--- START DATASET RECORDS ---
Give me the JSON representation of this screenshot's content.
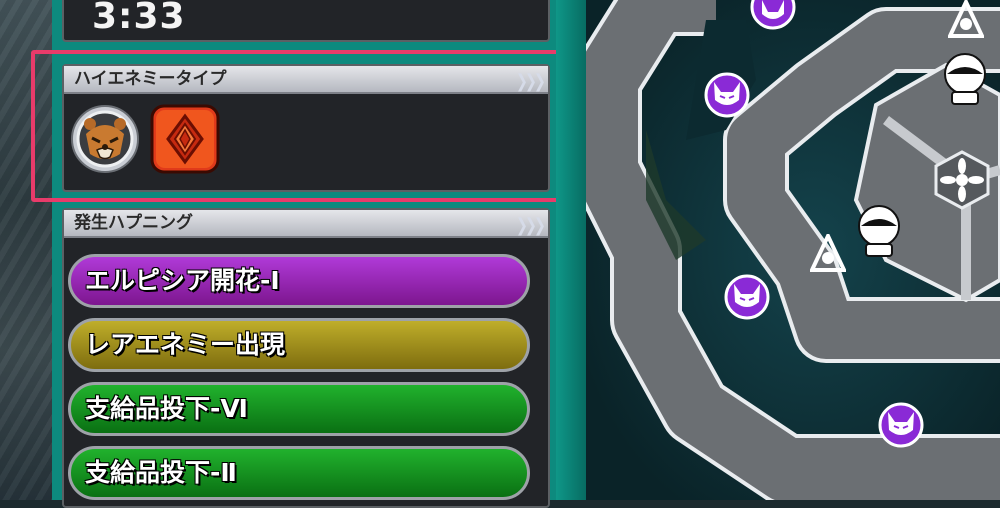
{
  "timer": {
    "value": "3:33"
  },
  "high_enemy": {
    "title": "ハイエネミータイプ",
    "types": [
      {
        "name": "beast-type",
        "icon": "bear-face-icon"
      },
      {
        "name": "crystal-type",
        "icon": "red-diamond-icon"
      }
    ]
  },
  "happenings": {
    "title": "発生ハプニング",
    "items": [
      {
        "label": "エルピシア開花-Ⅰ",
        "color": "#b03ad8"
      },
      {
        "label": "レアエネミー出現",
        "color": "#bfae2a"
      },
      {
        "label": "支給品投下-Ⅵ",
        "color": "#21b22d"
      },
      {
        "label": "支給品投下-Ⅱ",
        "color": "#21b22d"
      }
    ]
  },
  "map": {
    "markers": [
      {
        "type": "demon-face-icon",
        "count": 4
      },
      {
        "type": "crystal-ball-icon",
        "count": 2
      },
      {
        "type": "triangle-emblem-icon",
        "count": 2
      },
      {
        "type": "flower-emblem-icon",
        "count": 1
      }
    ]
  },
  "colors": {
    "accent_highlight": "#e83b6a",
    "panel_teal": "#0d8a7e",
    "demon_marker": "#8a2ad6"
  }
}
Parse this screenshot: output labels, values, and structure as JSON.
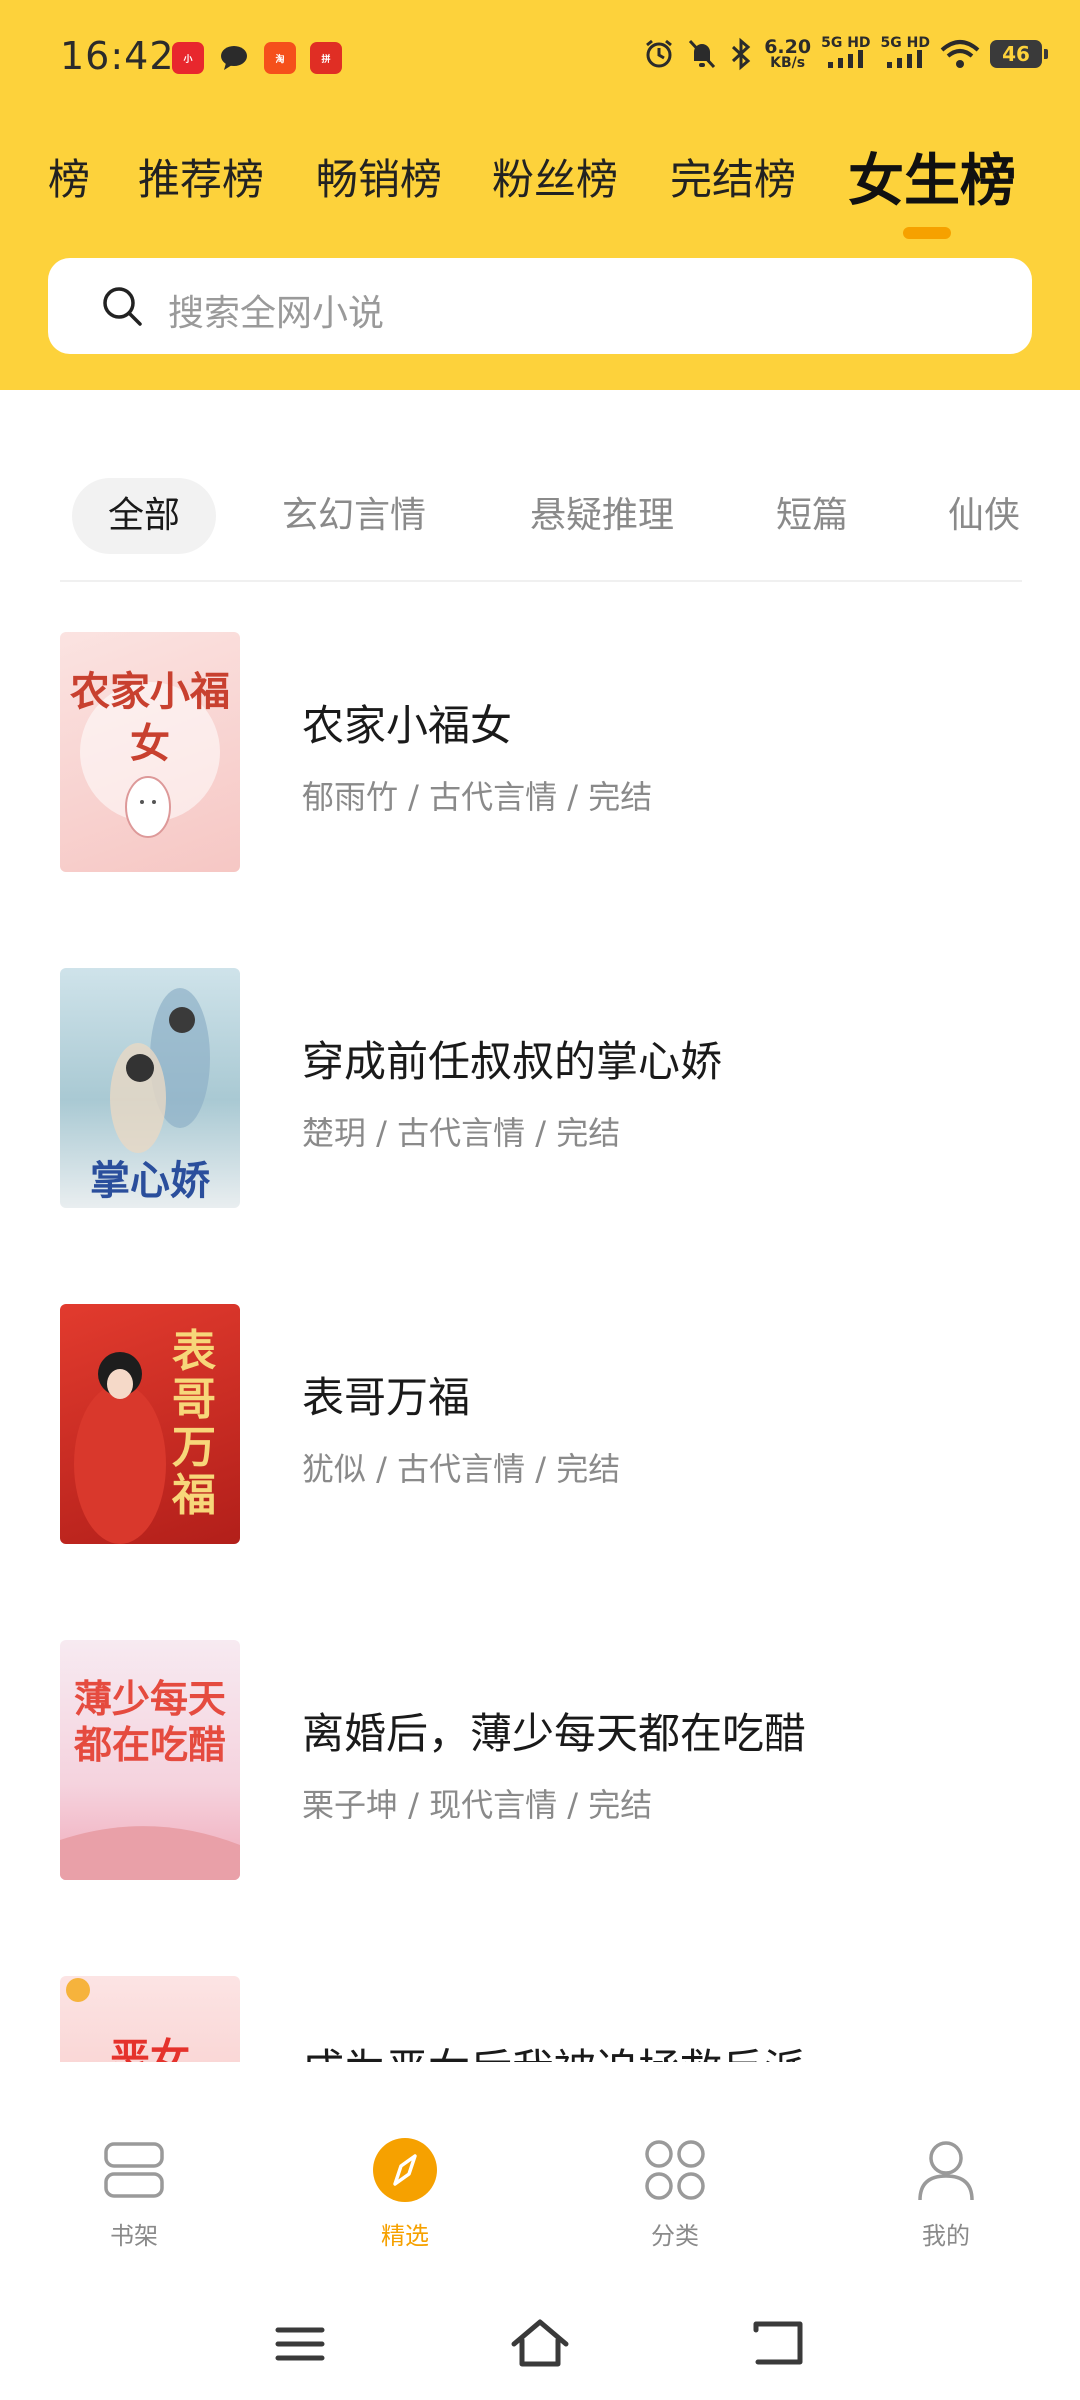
{
  "status_bar": {
    "time": "16:42",
    "net_speed_value": "6.20",
    "net_speed_unit": "KB/s",
    "sim1": "5G HD",
    "sim2": "5G HD",
    "battery": "46",
    "notification_icons": [
      "xiaohongshu-icon",
      "message-icon",
      "taobao-icon",
      "pinduoduo-icon"
    ]
  },
  "rank_tabs": [
    {
      "label": "榜"
    },
    {
      "label": "推荐榜"
    },
    {
      "label": "畅销榜"
    },
    {
      "label": "粉丝榜"
    },
    {
      "label": "完结榜"
    },
    {
      "label": "女生榜",
      "active": true
    }
  ],
  "search": {
    "placeholder": "搜索全网小说"
  },
  "categories": [
    {
      "label": "全部",
      "active": true
    },
    {
      "label": "玄幻言情"
    },
    {
      "label": "悬疑推理"
    },
    {
      "label": "短篇"
    },
    {
      "label": "仙侠"
    }
  ],
  "books": [
    {
      "title": "农家小福女",
      "meta": "郁雨竹 / 古代言情 / 完结",
      "cover_text": "农家小福女"
    },
    {
      "title": "穿成前任叔叔的掌心娇",
      "meta": "楚玥 / 古代言情 / 完结",
      "cover_text": "掌心娇"
    },
    {
      "title": "表哥万福",
      "meta": "犹似 / 古代言情 / 完结",
      "cover_text": "表哥万福"
    },
    {
      "title": "离婚后，薄少每天都在吃醋",
      "meta": "栗子坤 / 现代言情 / 完结",
      "cover_text": "薄少每天都在吃醋"
    },
    {
      "title": "成为恶女后我被迫拯救反派",
      "meta": "",
      "cover_text": "恶女"
    }
  ],
  "bottom_nav": [
    {
      "label": "书架",
      "icon": "bookshelf-icon"
    },
    {
      "label": "精选",
      "icon": "compass-icon",
      "active": true
    },
    {
      "label": "分类",
      "icon": "grid-icon"
    },
    {
      "label": "我的",
      "icon": "profile-icon"
    }
  ],
  "colors": {
    "accent_yellow": "#FDD23B",
    "active_orange": "#F6A100"
  }
}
--- END DATASET RECORDS ---
[TASK GOAL] Reproduce the listing exactly. Leave its pictures out.

[FULL OUTPUT]
Give me the JSON representation of this screenshot's content.
{
  "timer": {
    "value": "3:33"
  },
  "high_enemy": {
    "title": "ハイエネミータイプ",
    "types": [
      {
        "name": "beast-type",
        "icon": "bear-face-icon"
      },
      {
        "name": "crystal-type",
        "icon": "red-diamond-icon"
      }
    ]
  },
  "happenings": {
    "title": "発生ハプニング",
    "items": [
      {
        "label": "エルピシア開花-Ⅰ",
        "color": "#b03ad8"
      },
      {
        "label": "レアエネミー出現",
        "color": "#bfae2a"
      },
      {
        "label": "支給品投下-Ⅵ",
        "color": "#21b22d"
      },
      {
        "label": "支給品投下-Ⅱ",
        "color": "#21b22d"
      }
    ]
  },
  "map": {
    "markers": [
      {
        "type": "demon-face-icon",
        "count": 4
      },
      {
        "type": "crystal-ball-icon",
        "count": 2
      },
      {
        "type": "triangle-emblem-icon",
        "count": 2
      },
      {
        "type": "flower-emblem-icon",
        "count": 1
      }
    ]
  },
  "colors": {
    "accent_highlight": "#e83b6a",
    "panel_teal": "#0d8a7e",
    "demon_marker": "#8a2ad6"
  }
}
Parse this screenshot: output labels, values, and structure as JSON.
{
  "status_bar": {
    "time": "16:42",
    "net_speed_value": "6.20",
    "net_speed_unit": "KB/s",
    "sim1": "5G HD",
    "sim2": "5G HD",
    "battery": "46",
    "notification_icons": [
      "xiaohongshu-icon",
      "message-icon",
      "taobao-icon",
      "pinduoduo-icon"
    ]
  },
  "rank_tabs": [
    {
      "label": "榜"
    },
    {
      "label": "推荐榜"
    },
    {
      "label": "畅销榜"
    },
    {
      "label": "粉丝榜"
    },
    {
      "label": "完结榜"
    },
    {
      "label": "女生榜",
      "active": true
    }
  ],
  "search": {
    "placeholder": "搜索全网小说"
  },
  "categories": [
    {
      "label": "全部",
      "active": true
    },
    {
      "label": "玄幻言情"
    },
    {
      "label": "悬疑推理"
    },
    {
      "label": "短篇"
    },
    {
      "label": "仙侠"
    }
  ],
  "books": [
    {
      "title": "农家小福女",
      "meta": "郁雨竹 / 古代言情 / 完结",
      "cover_text": "农家小福女"
    },
    {
      "title": "穿成前任叔叔的掌心娇",
      "meta": "楚玥 / 古代言情 / 完结",
      "cover_text": "掌心娇"
    },
    {
      "title": "表哥万福",
      "meta": "犹似 / 古代言情 / 完结",
      "cover_text": "表哥万福"
    },
    {
      "title": "离婚后，薄少每天都在吃醋",
      "meta": "栗子坤 / 现代言情 / 完结",
      "cover_text": "薄少每天都在吃醋"
    },
    {
      "title": "成为恶女后我被迫拯救反派",
      "meta": "",
      "cover_text": "恶女"
    }
  ],
  "bottom_nav": [
    {
      "label": "书架",
      "icon": "bookshelf-icon"
    },
    {
      "label": "精选",
      "icon": "compass-icon",
      "active": true
    },
    {
      "label": "分类",
      "icon": "grid-icon"
    },
    {
      "label": "我的",
      "icon": "profile-icon"
    }
  ],
  "colors": {
    "accent_yellow": "#FDD23B",
    "active_orange": "#F6A100"
  }
}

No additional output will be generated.